» **Exercise**: Exclude any images and output the remaining records exactly.
BEGIN Supplied records
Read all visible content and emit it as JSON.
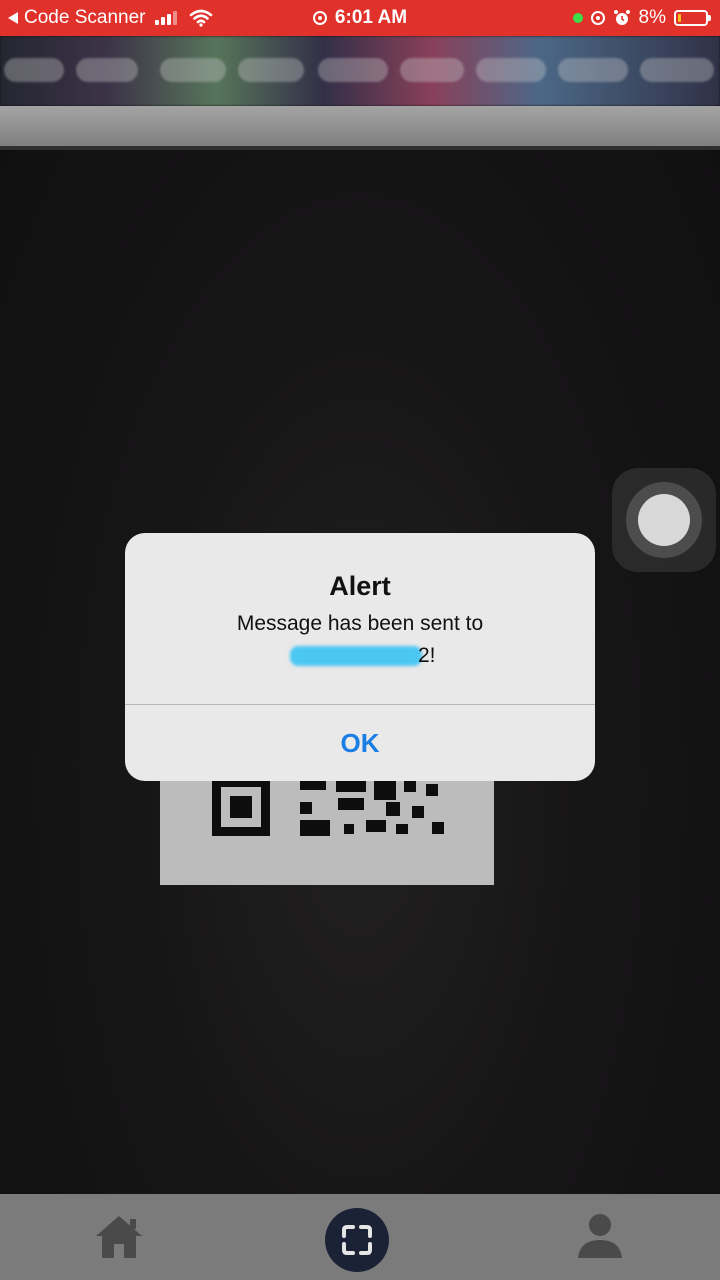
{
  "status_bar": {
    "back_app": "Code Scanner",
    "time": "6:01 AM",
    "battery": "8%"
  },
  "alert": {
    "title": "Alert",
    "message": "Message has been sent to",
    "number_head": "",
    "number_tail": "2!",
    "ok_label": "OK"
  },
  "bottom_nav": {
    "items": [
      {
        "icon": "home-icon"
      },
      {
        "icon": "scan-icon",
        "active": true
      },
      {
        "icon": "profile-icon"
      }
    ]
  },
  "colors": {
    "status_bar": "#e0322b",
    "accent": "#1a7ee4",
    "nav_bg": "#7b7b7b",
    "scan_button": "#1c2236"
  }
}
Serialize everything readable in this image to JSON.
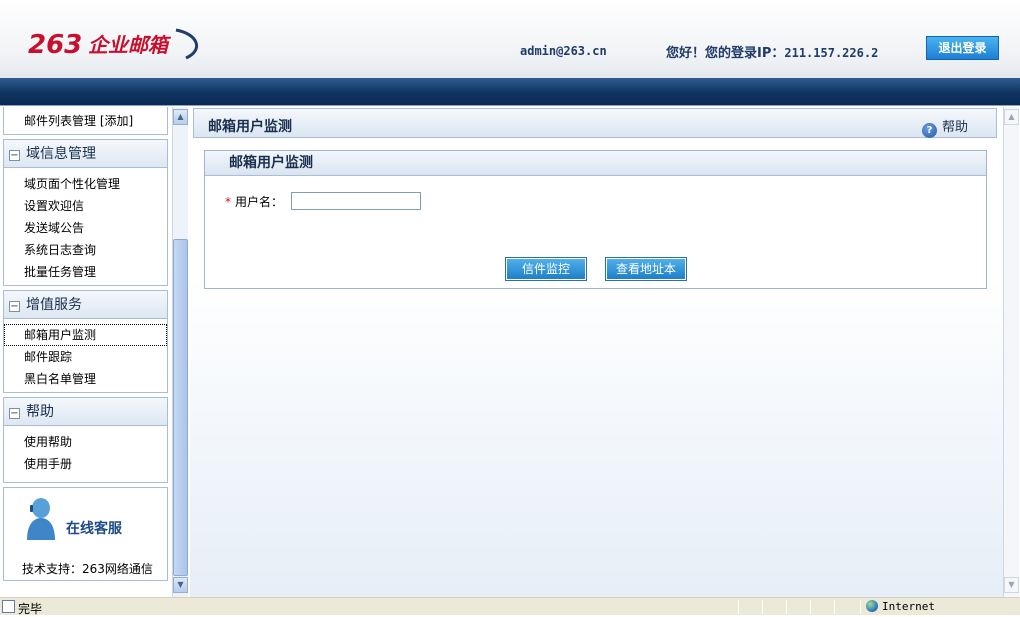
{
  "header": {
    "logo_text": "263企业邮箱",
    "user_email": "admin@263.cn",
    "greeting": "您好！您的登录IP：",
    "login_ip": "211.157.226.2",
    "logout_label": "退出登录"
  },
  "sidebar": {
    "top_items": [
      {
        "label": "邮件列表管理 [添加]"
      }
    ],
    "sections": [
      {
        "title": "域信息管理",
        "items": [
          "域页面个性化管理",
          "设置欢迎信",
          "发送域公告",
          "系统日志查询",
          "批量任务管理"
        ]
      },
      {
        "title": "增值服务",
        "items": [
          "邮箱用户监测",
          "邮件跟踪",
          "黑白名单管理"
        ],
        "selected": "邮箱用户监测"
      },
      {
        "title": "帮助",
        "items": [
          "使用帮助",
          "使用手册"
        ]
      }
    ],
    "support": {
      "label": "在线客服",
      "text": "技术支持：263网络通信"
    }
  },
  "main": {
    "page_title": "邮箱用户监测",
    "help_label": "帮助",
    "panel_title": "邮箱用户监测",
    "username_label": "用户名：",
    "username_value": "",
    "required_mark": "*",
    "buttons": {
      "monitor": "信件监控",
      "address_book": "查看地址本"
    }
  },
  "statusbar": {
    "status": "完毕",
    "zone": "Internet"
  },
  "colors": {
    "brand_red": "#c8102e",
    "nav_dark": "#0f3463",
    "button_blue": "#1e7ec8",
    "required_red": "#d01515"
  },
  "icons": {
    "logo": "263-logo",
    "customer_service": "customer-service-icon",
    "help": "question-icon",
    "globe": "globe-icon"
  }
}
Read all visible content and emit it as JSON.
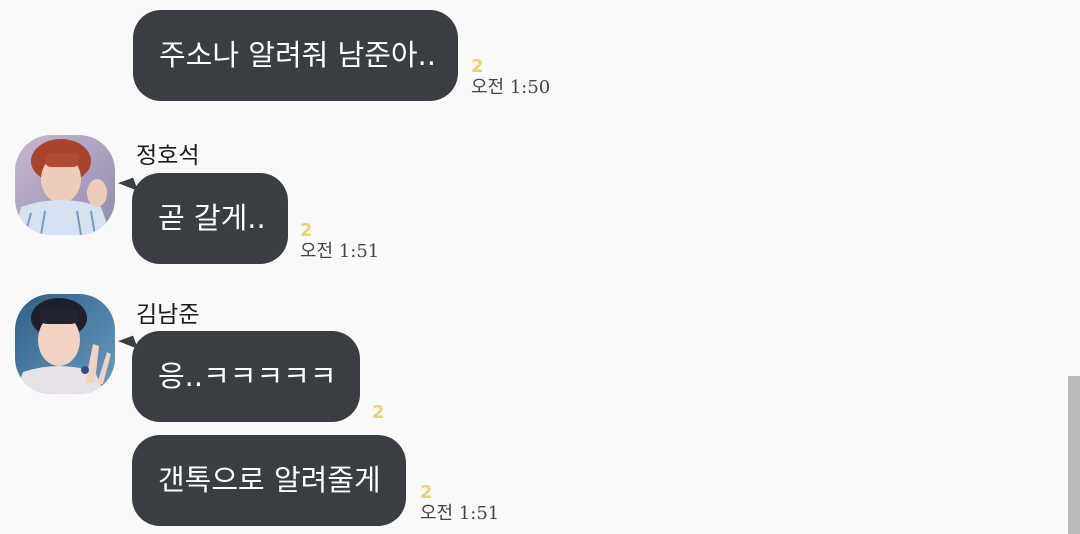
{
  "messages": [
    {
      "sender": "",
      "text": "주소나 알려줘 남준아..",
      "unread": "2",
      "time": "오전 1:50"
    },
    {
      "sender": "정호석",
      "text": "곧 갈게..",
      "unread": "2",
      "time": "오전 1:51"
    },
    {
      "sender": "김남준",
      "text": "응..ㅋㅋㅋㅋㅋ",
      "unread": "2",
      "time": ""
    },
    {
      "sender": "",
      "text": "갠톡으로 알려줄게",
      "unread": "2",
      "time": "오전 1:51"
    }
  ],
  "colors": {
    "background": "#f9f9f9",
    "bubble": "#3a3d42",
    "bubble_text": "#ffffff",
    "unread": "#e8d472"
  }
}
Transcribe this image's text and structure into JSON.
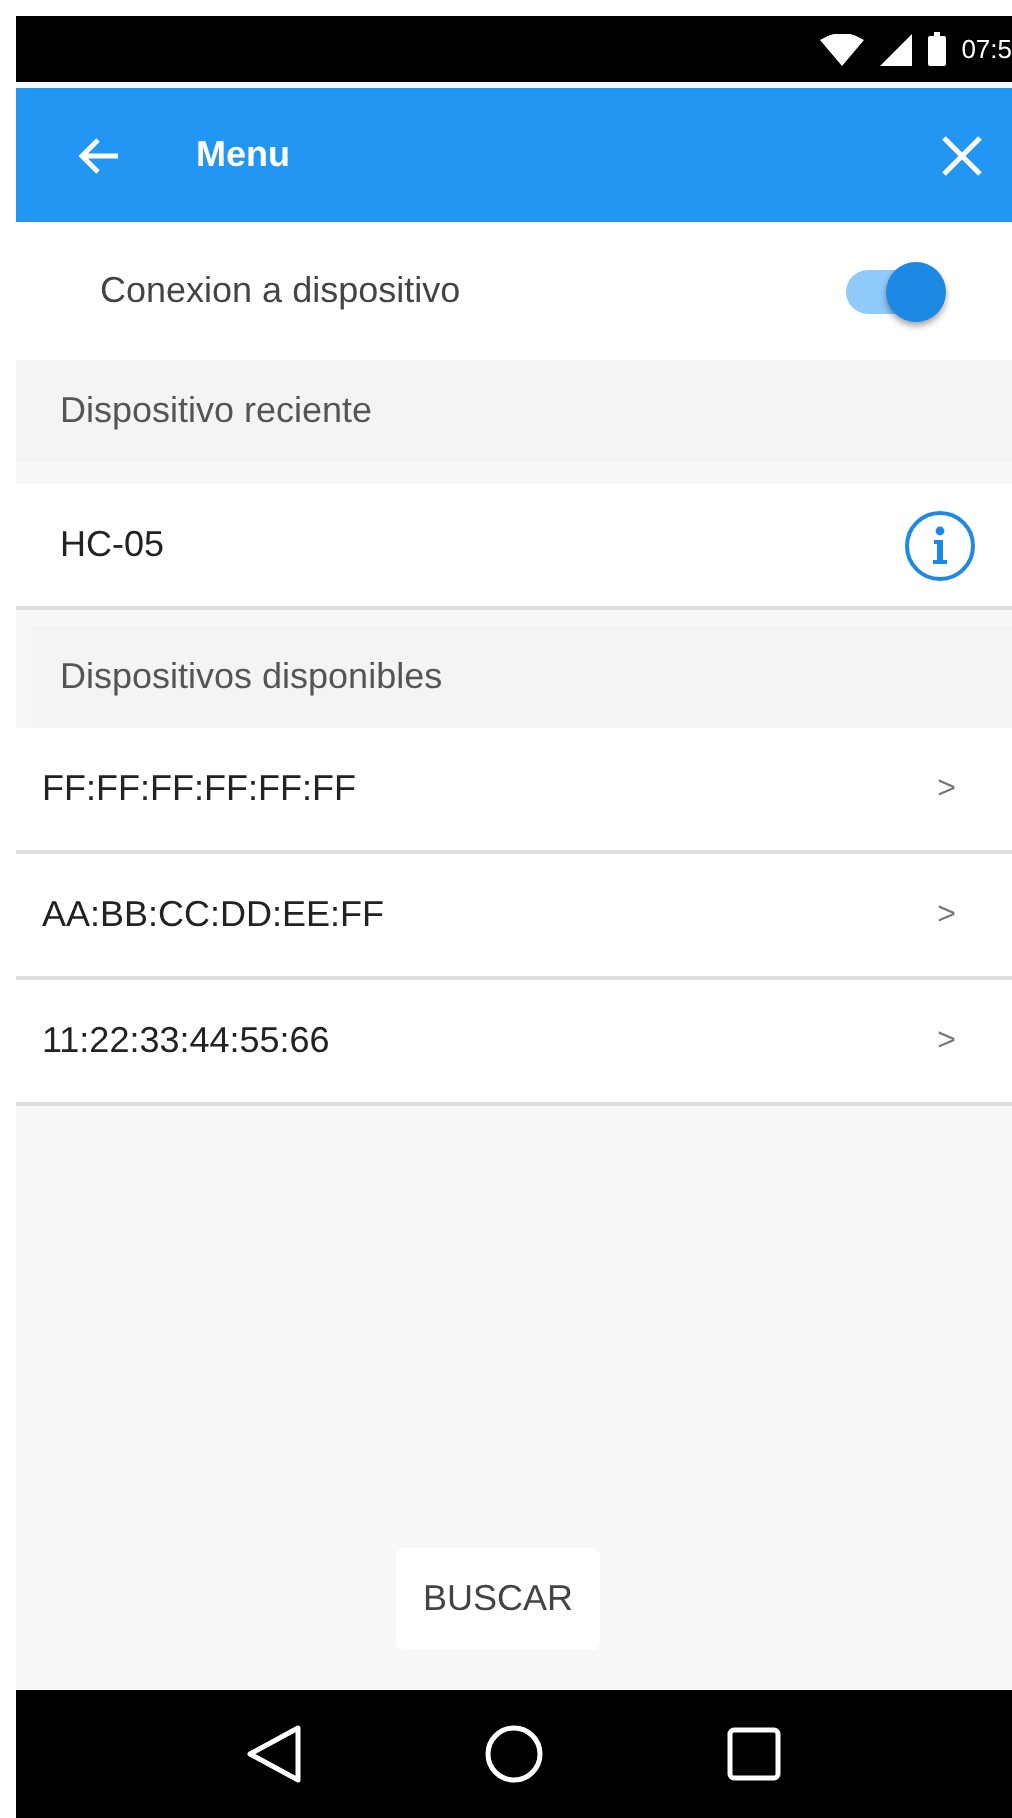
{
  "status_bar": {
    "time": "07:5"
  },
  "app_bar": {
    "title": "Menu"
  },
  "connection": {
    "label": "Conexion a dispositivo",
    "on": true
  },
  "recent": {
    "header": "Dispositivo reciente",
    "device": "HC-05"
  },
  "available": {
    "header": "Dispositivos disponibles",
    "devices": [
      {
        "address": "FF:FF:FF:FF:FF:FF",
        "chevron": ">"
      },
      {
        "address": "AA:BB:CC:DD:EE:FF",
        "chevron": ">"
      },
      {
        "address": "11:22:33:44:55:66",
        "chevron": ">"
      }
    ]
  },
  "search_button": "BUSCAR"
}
END Supplied records
» **Task output**:
Read all visible content and emit it as JSON.
{
  "status_bar": {
    "back_app": "Code Scanner",
    "time": "6:01 AM",
    "battery": "8%"
  },
  "alert": {
    "title": "Alert",
    "message": "Message has been sent to",
    "number_head": "",
    "number_tail": "2!",
    "ok_label": "OK"
  },
  "bottom_nav": {
    "items": [
      {
        "icon": "home-icon"
      },
      {
        "icon": "scan-icon",
        "active": true
      },
      {
        "icon": "profile-icon"
      }
    ]
  },
  "colors": {
    "status_bar": "#e0322b",
    "accent": "#1a7ee4",
    "nav_bg": "#7b7b7b",
    "scan_button": "#1c2236"
  }
}
Serialize everything readable in this image to JSON.
{
  "header": {
    "logo_text": "263企业邮箱",
    "user_email": "admin@263.cn",
    "greeting": "您好！您的登录IP：",
    "login_ip": "211.157.226.2",
    "logout_label": "退出登录"
  },
  "sidebar": {
    "top_items": [
      {
        "label": "邮件列表管理 [添加]"
      }
    ],
    "sections": [
      {
        "title": "域信息管理",
        "items": [
          "域页面个性化管理",
          "设置欢迎信",
          "发送域公告",
          "系统日志查询",
          "批量任务管理"
        ]
      },
      {
        "title": "增值服务",
        "items": [
          "邮箱用户监测",
          "邮件跟踪",
          "黑白名单管理"
        ],
        "selected": "邮箱用户监测"
      },
      {
        "title": "帮助",
        "items": [
          "使用帮助",
          "使用手册"
        ]
      }
    ],
    "support": {
      "label": "在线客服",
      "text": "技术支持：263网络通信"
    }
  },
  "main": {
    "page_title": "邮箱用户监测",
    "help_label": "帮助",
    "panel_title": "邮箱用户监测",
    "username_label": "用户名：",
    "username_value": "",
    "required_mark": "*",
    "buttons": {
      "monitor": "信件监控",
      "address_book": "查看地址本"
    }
  },
  "statusbar": {
    "status": "完毕",
    "zone": "Internet"
  },
  "colors": {
    "brand_red": "#c8102e",
    "nav_dark": "#0f3463",
    "button_blue": "#1e7ec8",
    "required_red": "#d01515"
  },
  "icons": {
    "logo": "263-logo",
    "customer_service": "customer-service-icon",
    "help": "question-icon",
    "globe": "globe-icon"
  }
}
Read all visible content and emit it as JSON.
{
  "messages": [
    {
      "sender": "",
      "text": "주소나 알려줘 남준아..",
      "unread": "2",
      "time": "오전 1:50"
    },
    {
      "sender": "정호석",
      "text": "곧 갈게..",
      "unread": "2",
      "time": "오전 1:51"
    },
    {
      "sender": "김남준",
      "text": "응..ㅋㅋㅋㅋㅋ",
      "unread": "2",
      "time": ""
    },
    {
      "sender": "",
      "text": "갠톡으로 알려줄게",
      "unread": "2",
      "time": "오전 1:51"
    }
  ],
  "colors": {
    "background": "#f9f9f9",
    "bubble": "#3a3d42",
    "bubble_text": "#ffffff",
    "unread": "#e8d472"
  }
}
Transcribe this image's text and structure into JSON.
{
  "status_bar": {
    "time": "07:5"
  },
  "app_bar": {
    "title": "Menu"
  },
  "connection": {
    "label": "Conexion a dispositivo",
    "on": true
  },
  "recent": {
    "header": "Dispositivo reciente",
    "device": "HC-05"
  },
  "available": {
    "header": "Dispositivos disponibles",
    "devices": [
      {
        "address": "FF:FF:FF:FF:FF:FF",
        "chevron": ">"
      },
      {
        "address": "AA:BB:CC:DD:EE:FF",
        "chevron": ">"
      },
      {
        "address": "11:22:33:44:55:66",
        "chevron": ">"
      }
    ]
  },
  "search_button": "BUSCAR"
}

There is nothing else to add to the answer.